Task to complete – List each line in which the string "size" appears.
________________________________________
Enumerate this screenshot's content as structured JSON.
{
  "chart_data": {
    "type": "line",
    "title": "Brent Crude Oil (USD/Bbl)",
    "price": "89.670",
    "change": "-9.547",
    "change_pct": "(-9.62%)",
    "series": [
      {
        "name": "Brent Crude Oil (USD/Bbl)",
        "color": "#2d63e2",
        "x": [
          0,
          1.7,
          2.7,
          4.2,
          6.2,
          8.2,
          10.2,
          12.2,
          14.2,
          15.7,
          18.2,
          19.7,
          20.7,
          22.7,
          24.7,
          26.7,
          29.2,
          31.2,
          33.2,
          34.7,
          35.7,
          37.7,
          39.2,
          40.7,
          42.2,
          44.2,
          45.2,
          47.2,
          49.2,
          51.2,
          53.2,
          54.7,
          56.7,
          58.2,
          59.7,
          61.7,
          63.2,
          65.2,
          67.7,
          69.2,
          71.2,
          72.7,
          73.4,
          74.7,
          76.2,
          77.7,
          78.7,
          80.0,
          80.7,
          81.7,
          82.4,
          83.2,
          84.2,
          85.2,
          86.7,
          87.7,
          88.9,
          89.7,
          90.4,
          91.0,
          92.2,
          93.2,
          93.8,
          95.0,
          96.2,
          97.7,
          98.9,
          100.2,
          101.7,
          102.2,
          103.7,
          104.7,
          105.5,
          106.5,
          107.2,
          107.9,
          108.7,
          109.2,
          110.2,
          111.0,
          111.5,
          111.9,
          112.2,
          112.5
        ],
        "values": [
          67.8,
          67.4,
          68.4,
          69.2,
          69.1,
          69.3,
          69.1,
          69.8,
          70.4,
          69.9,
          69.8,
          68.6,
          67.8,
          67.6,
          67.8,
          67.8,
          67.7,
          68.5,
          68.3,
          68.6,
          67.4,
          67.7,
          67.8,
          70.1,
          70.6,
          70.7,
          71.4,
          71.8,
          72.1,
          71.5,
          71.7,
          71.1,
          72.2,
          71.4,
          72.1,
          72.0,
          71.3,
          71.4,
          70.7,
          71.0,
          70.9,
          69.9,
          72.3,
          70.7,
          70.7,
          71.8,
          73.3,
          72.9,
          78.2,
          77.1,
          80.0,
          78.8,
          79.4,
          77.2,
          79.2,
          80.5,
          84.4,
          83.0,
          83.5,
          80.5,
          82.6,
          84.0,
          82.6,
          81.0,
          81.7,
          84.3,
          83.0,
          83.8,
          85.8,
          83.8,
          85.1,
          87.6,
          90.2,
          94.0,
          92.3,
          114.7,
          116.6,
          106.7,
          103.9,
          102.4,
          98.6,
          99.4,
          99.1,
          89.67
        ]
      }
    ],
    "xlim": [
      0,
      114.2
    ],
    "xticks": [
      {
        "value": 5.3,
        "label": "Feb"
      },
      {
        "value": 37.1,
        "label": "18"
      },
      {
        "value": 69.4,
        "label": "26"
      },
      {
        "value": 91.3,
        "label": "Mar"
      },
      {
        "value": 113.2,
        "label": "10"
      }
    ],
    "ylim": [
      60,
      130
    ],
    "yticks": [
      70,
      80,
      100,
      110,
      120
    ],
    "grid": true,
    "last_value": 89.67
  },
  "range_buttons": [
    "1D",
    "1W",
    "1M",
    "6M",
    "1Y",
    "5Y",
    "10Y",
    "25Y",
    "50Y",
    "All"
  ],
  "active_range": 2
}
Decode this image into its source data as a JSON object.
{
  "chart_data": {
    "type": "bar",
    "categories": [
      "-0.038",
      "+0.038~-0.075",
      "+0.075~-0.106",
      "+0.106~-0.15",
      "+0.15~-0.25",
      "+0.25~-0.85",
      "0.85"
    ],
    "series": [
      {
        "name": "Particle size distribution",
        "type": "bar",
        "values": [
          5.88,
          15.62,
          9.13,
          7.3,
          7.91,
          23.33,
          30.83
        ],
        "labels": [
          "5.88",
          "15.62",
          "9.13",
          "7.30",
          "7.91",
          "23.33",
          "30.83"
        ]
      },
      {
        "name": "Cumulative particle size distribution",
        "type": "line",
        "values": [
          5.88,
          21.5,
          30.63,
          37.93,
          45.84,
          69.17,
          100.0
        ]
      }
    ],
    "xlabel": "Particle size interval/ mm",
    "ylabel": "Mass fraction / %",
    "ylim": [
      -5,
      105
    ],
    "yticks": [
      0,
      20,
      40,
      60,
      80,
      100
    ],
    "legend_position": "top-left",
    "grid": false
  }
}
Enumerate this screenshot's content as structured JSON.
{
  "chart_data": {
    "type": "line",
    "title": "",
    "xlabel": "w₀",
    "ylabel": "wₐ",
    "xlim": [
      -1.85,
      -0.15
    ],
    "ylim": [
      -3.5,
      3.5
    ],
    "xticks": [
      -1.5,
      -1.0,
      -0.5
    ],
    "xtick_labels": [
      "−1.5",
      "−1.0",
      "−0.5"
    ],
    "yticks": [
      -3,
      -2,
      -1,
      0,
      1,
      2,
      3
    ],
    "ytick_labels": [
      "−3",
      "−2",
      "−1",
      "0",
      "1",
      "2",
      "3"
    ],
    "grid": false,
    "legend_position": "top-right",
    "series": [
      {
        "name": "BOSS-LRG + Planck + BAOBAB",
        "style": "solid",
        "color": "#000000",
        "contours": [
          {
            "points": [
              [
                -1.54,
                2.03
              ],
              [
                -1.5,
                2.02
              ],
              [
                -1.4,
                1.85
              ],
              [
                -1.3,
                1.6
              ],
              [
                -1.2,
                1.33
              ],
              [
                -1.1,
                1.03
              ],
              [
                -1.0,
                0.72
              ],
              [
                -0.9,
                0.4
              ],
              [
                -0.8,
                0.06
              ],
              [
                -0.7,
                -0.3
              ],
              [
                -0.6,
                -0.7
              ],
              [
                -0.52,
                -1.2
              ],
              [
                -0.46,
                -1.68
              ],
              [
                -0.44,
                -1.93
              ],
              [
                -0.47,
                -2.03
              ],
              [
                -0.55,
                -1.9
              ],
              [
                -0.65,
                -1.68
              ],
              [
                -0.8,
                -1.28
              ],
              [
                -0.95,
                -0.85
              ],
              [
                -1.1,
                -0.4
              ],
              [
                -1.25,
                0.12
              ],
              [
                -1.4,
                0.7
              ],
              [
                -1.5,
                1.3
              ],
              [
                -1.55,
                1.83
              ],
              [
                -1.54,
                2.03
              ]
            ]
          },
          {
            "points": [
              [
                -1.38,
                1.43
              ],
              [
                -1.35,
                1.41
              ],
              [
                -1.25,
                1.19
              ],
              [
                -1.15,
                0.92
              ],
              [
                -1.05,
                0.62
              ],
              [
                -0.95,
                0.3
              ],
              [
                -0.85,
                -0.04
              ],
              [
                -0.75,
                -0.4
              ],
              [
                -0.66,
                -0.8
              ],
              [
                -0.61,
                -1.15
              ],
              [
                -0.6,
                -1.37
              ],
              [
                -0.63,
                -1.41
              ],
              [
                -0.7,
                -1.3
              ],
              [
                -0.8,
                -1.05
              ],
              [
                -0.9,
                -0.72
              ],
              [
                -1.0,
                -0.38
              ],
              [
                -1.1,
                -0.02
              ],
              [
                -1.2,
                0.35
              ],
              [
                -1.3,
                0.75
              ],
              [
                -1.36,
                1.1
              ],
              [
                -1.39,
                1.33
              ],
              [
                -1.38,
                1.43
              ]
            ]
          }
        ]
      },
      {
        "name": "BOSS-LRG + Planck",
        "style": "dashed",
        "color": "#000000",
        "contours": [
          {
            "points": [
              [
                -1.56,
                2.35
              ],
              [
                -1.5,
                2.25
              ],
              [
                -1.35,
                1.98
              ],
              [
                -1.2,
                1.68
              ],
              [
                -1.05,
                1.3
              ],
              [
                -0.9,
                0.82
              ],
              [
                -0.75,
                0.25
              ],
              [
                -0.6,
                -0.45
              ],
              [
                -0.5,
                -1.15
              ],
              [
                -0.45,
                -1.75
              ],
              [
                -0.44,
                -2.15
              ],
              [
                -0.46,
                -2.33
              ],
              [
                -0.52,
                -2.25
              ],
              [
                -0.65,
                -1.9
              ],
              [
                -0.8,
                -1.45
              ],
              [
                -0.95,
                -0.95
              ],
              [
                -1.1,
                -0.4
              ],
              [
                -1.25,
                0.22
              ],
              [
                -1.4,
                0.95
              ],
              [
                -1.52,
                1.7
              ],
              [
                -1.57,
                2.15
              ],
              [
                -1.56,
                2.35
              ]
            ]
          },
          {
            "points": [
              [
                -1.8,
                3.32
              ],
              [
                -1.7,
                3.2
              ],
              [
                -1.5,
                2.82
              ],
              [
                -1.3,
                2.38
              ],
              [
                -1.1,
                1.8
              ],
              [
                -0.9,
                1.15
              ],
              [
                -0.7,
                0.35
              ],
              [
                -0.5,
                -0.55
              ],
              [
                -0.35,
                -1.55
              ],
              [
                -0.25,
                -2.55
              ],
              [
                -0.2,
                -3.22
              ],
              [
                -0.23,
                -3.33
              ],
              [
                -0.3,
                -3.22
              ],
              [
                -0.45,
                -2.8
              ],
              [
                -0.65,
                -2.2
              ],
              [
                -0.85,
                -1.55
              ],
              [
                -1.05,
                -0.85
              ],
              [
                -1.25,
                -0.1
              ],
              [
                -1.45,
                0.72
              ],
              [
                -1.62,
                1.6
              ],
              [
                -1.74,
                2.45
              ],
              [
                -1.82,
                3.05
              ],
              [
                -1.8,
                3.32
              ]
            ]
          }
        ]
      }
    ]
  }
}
________________________________________
Answer in full –
        "name": "Particle size distribution",
        "name": "Cumulative particle size distribution",
    "xlabel": "Particle size interval/ mm",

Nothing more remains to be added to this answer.